── Stored rows

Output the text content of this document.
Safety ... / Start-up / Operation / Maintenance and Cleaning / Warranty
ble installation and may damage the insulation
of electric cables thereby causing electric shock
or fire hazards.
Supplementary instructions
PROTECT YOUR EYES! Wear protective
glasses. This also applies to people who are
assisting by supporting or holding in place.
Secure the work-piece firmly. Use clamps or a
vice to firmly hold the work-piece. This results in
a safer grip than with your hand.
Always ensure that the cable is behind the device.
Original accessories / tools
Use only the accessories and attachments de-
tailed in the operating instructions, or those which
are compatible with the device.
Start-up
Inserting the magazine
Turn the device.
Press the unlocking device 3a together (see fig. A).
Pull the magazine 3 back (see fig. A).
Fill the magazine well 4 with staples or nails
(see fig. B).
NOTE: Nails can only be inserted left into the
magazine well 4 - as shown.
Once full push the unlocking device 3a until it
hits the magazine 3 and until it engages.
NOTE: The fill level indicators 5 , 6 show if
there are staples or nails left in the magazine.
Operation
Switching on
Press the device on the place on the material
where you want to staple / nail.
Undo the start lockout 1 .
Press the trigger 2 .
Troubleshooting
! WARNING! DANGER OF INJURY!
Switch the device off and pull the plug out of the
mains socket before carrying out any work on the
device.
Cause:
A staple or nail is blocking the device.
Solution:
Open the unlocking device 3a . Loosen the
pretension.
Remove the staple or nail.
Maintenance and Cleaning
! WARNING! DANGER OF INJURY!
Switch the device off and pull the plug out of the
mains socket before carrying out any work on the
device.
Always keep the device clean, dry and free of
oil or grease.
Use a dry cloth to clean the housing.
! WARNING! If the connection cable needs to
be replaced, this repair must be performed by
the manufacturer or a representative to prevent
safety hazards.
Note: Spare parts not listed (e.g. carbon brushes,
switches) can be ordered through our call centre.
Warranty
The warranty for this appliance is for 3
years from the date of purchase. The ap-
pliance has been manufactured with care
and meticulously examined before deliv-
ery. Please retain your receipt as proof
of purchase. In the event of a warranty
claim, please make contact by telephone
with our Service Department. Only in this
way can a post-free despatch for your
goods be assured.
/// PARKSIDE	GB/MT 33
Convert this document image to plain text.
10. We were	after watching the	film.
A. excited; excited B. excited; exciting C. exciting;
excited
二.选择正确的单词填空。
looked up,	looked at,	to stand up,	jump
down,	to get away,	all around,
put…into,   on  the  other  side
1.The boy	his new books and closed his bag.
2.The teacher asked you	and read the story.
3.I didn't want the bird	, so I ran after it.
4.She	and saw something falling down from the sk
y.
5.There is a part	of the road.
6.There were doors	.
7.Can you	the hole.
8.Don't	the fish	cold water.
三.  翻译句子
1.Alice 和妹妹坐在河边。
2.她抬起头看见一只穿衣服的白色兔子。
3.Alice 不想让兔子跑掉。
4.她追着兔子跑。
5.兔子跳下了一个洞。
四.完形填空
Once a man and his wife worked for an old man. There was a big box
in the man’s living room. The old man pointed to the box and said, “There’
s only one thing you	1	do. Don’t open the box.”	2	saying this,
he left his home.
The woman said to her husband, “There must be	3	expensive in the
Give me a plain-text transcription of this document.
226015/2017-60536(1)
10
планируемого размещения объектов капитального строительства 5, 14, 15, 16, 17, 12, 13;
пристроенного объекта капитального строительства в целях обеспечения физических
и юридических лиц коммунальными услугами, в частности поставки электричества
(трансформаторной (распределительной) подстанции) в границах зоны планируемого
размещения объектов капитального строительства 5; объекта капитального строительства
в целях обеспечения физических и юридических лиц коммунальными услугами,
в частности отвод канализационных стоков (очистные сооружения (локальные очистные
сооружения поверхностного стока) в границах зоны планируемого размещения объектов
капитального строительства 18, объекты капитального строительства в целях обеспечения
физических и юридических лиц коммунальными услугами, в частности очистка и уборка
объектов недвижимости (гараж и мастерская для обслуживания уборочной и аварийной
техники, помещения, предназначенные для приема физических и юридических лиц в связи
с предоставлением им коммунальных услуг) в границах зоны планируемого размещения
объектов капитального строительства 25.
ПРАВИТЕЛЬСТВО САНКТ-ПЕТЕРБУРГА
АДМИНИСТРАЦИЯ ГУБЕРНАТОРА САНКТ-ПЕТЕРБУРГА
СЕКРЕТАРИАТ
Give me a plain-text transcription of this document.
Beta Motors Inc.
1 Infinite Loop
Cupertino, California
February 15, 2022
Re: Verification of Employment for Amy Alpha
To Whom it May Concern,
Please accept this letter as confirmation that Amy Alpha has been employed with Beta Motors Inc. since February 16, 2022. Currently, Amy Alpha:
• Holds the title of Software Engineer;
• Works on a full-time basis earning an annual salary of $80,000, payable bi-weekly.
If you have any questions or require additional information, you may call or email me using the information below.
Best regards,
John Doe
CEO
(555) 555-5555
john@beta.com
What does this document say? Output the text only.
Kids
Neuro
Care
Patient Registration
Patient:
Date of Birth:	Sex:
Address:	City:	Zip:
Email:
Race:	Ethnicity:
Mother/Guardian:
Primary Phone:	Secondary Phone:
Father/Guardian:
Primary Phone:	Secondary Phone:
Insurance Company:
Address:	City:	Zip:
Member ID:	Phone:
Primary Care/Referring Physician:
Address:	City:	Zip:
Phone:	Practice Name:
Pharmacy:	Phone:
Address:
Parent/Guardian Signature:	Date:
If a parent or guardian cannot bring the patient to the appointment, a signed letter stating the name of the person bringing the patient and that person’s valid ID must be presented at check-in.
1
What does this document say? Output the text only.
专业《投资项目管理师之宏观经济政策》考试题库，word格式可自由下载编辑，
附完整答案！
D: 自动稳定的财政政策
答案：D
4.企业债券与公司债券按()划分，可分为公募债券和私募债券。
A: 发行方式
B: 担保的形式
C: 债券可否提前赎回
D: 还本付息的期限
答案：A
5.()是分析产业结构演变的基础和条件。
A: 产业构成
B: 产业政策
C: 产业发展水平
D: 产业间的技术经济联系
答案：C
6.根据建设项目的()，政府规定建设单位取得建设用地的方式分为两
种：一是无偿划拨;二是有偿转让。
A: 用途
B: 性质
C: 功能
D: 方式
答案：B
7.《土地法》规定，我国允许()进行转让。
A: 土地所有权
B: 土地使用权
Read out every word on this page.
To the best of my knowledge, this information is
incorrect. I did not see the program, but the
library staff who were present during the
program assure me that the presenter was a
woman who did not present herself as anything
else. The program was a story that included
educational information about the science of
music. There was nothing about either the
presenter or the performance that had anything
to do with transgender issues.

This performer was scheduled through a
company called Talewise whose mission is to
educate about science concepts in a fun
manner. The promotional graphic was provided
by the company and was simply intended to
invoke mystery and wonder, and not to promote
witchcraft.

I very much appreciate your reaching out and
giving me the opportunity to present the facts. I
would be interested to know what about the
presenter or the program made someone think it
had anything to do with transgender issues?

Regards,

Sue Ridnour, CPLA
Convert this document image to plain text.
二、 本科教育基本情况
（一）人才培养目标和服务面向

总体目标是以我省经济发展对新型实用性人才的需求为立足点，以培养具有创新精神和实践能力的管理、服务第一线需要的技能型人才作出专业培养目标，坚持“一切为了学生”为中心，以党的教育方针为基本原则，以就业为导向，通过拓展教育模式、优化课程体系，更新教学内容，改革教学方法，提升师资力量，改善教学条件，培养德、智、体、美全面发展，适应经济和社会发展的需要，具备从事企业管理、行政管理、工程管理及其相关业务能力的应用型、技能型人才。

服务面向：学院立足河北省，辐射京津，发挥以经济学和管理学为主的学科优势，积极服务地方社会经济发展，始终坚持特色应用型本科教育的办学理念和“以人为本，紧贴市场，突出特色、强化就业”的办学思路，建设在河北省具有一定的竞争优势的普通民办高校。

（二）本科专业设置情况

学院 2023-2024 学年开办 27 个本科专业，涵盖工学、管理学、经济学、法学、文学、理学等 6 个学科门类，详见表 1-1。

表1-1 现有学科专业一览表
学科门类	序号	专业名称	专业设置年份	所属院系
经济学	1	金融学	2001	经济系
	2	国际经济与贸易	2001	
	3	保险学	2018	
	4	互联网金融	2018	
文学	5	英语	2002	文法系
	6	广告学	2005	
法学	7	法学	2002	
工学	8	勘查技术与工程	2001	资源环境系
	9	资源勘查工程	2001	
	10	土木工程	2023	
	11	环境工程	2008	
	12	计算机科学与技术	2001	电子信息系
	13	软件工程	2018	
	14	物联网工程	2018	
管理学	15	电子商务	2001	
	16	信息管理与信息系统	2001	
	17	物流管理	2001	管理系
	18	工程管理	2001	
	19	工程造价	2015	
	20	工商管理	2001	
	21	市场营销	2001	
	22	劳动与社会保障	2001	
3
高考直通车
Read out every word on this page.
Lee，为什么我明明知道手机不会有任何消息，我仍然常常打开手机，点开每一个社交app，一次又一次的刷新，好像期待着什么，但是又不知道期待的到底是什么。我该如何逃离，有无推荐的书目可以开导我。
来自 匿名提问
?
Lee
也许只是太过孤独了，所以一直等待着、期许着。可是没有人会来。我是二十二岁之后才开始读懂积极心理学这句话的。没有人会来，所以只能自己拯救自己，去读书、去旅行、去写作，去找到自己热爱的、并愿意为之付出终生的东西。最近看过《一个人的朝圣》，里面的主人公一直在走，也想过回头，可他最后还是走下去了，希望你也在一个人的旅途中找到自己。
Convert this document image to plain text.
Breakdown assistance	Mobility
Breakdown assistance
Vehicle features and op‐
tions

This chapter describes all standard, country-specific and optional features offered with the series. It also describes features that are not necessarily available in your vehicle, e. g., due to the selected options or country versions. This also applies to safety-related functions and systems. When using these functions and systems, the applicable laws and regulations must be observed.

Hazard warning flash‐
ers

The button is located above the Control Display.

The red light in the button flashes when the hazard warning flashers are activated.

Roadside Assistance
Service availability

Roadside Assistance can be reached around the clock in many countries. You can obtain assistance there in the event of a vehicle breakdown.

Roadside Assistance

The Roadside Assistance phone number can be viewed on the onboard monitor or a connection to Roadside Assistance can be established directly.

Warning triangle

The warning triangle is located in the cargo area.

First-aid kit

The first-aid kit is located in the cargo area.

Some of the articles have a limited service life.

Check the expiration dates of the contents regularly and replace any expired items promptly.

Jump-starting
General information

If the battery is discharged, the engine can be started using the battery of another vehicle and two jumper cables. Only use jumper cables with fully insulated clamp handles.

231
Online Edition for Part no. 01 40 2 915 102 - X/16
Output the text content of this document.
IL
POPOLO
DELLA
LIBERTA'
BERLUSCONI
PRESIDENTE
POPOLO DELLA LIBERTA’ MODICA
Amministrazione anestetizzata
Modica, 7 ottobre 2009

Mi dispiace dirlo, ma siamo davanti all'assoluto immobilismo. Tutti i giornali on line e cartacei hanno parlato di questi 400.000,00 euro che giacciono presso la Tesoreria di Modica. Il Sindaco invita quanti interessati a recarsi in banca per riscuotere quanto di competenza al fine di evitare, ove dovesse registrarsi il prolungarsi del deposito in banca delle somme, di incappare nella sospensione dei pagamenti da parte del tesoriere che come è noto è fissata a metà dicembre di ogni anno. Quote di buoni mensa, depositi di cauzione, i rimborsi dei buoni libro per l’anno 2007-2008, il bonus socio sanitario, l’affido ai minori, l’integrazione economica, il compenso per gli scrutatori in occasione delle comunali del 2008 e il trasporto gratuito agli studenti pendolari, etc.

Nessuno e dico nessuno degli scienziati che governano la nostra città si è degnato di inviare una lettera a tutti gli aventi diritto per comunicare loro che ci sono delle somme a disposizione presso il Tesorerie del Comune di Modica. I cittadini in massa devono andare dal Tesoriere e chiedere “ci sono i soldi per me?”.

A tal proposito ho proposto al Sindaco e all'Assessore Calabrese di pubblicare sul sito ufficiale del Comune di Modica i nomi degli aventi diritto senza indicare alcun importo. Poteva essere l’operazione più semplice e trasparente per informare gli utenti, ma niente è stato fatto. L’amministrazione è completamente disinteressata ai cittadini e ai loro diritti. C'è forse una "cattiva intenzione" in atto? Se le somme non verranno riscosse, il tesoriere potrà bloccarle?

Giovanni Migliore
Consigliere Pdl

────

(Exercise aim):
Count how many lines above contain the word "POPOLO". Reply with the number alone.

(Answer to this exercise):
2